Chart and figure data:
========

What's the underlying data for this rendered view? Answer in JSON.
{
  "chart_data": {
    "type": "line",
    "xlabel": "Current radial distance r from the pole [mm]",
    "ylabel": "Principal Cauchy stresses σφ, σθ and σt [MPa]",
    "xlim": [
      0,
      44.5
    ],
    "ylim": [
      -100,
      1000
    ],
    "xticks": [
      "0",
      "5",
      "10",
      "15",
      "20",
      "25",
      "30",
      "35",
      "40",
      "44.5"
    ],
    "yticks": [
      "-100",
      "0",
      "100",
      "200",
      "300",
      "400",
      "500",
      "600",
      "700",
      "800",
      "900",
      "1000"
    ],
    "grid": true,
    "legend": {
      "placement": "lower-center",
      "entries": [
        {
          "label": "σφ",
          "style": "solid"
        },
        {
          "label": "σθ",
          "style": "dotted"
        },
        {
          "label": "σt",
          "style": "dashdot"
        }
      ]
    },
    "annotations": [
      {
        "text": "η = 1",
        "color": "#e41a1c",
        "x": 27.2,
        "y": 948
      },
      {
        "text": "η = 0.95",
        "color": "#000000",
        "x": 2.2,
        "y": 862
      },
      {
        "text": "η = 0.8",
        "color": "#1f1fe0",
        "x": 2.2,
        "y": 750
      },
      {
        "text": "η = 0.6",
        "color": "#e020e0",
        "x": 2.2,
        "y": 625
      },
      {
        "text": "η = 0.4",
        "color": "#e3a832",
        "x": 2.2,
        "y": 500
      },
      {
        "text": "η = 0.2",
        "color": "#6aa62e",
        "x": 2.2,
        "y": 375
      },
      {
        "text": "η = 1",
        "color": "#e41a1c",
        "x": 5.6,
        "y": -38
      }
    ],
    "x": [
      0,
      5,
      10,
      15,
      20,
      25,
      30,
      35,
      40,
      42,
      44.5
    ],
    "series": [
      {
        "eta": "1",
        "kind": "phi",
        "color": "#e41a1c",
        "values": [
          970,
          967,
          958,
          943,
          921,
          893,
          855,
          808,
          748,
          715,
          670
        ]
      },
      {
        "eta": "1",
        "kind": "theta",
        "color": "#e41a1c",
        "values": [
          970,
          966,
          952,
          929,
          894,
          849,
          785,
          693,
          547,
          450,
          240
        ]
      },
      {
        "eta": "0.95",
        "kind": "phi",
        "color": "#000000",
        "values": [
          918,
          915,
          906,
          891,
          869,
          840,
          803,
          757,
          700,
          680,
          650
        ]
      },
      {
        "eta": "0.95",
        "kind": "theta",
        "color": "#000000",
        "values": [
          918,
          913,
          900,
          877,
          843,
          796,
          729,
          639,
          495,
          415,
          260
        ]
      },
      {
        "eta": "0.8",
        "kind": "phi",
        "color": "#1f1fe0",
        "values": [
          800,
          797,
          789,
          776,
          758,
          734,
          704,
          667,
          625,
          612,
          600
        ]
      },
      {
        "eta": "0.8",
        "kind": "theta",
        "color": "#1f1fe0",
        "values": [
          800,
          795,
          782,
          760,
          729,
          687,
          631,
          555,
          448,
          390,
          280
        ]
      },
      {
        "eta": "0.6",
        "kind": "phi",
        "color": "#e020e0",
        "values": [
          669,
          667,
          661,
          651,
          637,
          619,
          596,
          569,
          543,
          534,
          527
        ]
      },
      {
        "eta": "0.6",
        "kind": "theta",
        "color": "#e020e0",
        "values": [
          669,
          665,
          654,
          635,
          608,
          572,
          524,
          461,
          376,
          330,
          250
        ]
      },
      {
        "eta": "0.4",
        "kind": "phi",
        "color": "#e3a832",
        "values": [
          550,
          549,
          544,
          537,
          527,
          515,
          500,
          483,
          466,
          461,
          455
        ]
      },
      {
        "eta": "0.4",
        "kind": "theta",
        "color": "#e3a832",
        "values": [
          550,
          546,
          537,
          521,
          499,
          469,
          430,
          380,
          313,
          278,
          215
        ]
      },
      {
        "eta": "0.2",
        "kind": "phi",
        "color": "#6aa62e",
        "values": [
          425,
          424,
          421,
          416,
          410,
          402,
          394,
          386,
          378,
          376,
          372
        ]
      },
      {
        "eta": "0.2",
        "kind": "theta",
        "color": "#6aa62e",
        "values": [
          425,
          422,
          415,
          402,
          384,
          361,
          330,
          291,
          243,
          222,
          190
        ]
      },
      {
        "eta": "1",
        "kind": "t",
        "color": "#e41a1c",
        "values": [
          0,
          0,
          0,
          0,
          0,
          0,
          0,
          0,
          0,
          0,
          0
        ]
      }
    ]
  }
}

========

**GOAL:**
Copy out the data shown above without altering anything.

**REPLY:**
What's the underlying data for this rendered view? Answer in JSON.
{
  "chart_data": {
    "type": "line",
    "xlabel": "Current radial distance r from the pole [mm]",
    "ylabel": "Principal Cauchy stresses σφ, σθ and σt [MPa]",
    "xlim": [
      0,
      44.5
    ],
    "ylim": [
      -100,
      1000
    ],
    "xticks": [
      "0",
      "5",
      "10",
      "15",
      "20",
      "25",
      "30",
      "35",
      "40",
      "44.5"
    ],
    "yticks": [
      "-100",
      "0",
      "100",
      "200",
      "300",
      "400",
      "500",
      "600",
      "700",
      "800",
      "900",
      "1000"
    ],
    "grid": true,
    "legend": {
      "placement": "lower-center",
      "entries": [
        {
          "label": "σφ",
          "style": "solid"
        },
        {
          "label": "σθ",
          "style": "dotted"
        },
        {
          "label": "σt",
          "style": "dashdot"
        }
      ]
    },
    "annotations": [
      {
        "text": "η = 1",
        "color": "#e41a1c",
        "x": 27.2,
        "y": 948
      },
      {
        "text": "η = 0.95",
        "color": "#000000",
        "x": 2.2,
        "y": 862
      },
      {
        "text": "η = 0.8",
        "color": "#1f1fe0",
        "x": 2.2,
        "y": 750
      },
      {
        "text": "η = 0.6",
        "color": "#e020e0",
        "x": 2.2,
        "y": 625
      },
      {
        "text": "η = 0.4",
        "color": "#e3a832",
        "x": 2.2,
        "y": 500
      },
      {
        "text": "η = 0.2",
        "color": "#6aa62e",
        "x": 2.2,
        "y": 375
      },
      {
        "text": "η = 1",
        "color": "#e41a1c",
        "x": 5.6,
        "y": -38
      }
    ],
    "x": [
      0,
      5,
      10,
      15,
      20,
      25,
      30,
      35,
      40,
      42,
      44.5
    ],
    "series": [
      {
        "eta": "1",
        "kind": "phi",
        "color": "#e41a1c",
        "values": [
          970,
          967,
          958,
          943,
          921,
          893,
          855,
          808,
          748,
          715,
          670
        ]
      },
      {
        "eta": "1",
        "kind": "theta",
        "color": "#e41a1c",
        "values": [
          970,
          966,
          952,
          929,
          894,
          849,
          785,
          693,
          547,
          450,
          240
        ]
      },
      {
        "eta": "0.95",
        "kind": "phi",
        "color": "#000000",
        "values": [
          918,
          915,
          906,
          891,
          869,
          840,
          803,
          757,
          700,
          680,
          650
        ]
      },
      {
        "eta": "0.95",
        "kind": "theta",
        "color": "#000000",
        "values": [
          918,
          913,
          900,
          877,
          843,
          796,
          729,
          639,
          495,
          415,
          260
        ]
      },
      {
        "eta": "0.8",
        "kind": "phi",
        "color": "#1f1fe0",
        "values": [
          800,
          797,
          789,
          776,
          758,
          734,
          704,
          667,
          625,
          612,
          600
        ]
      },
      {
        "eta": "0.8",
        "kind": "theta",
        "color": "#1f1fe0",
        "values": [
          800,
          795,
          782,
          760,
          729,
          687,
          631,
          555,
          448,
          390,
          280
        ]
      },
      {
        "eta": "0.6",
        "kind": "phi",
        "color": "#e020e0",
        "values": [
          669,
          667,
          661,
          651,
          637,
          619,
          596,
          569,
          543,
          534,
          527
        ]
      },
      {
        "eta": "0.6",
        "kind": "theta",
        "color": "#e020e0",
        "values": [
          669,
          665,
          654,
          635,
          608,
          572,
          524,
          461,
          376,
          330,
          250
        ]
      },
      {
        "eta": "0.4",
        "kind": "phi",
        "color": "#e3a832",
        "values": [
          550,
          549,
          544,
          537,
          527,
          515,
          500,
          483,
          466,
          461,
          455
        ]
      },
      {
        "eta": "0.4",
        "kind": "theta",
        "color": "#e3a832",
        "values": [
          550,
          546,
          537,
          521,
          499,
          469,
          430,
          380,
          313,
          278,
          215
        ]
      },
      {
        "eta": "0.2",
        "kind": "phi",
        "color": "#6aa62e",
        "values": [
          425,
          424,
          421,
          416,
          410,
          402,
          394,
          386,
          378,
          376,
          372
        ]
      },
      {
        "eta": "0.2",
        "kind": "theta",
        "color": "#6aa62e",
        "values": [
          425,
          422,
          415,
          402,
          384,
          361,
          330,
          291,
          243,
          222,
          190
        ]
      },
      {
        "eta": "1",
        "kind": "t",
        "color": "#e41a1c",
        "values": [
          0,
          0,
          0,
          0,
          0,
          0,
          0,
          0,
          0,
          0,
          0
        ]
      }
    ]
  }
}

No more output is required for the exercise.